#### STATED TASK:
Transcribe the listing verbatim. Do not carry over any pictures.
# start of AVAILABLE DATA
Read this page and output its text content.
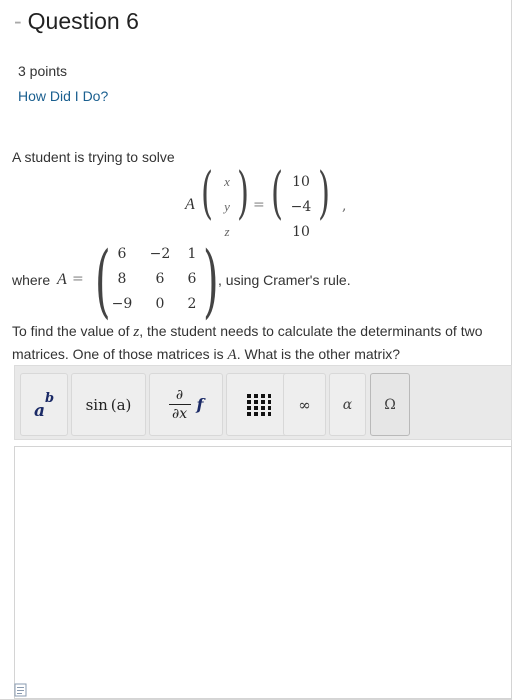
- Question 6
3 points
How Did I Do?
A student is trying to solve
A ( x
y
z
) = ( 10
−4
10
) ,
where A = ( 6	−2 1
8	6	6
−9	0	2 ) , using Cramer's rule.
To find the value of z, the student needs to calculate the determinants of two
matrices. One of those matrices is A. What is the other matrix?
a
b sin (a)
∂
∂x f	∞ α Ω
# end of AVAILABLE DATA
#### TASK RESULT:
Read this page and output its text content.
- Question 6
3 points
How Did I Do?
A student is trying to solve
A ( x
y
z
) = ( 10
−4
10
) ,
where A = ( 6	−2 1
8	6	6
−9	0	2 ) , using Cramer's rule.
To find the value of z, the student needs to calculate the determinants of two
matrices. One of those matrices is A. What is the other matrix?
a
b sin (a)
∂
∂x f	∞ α Ω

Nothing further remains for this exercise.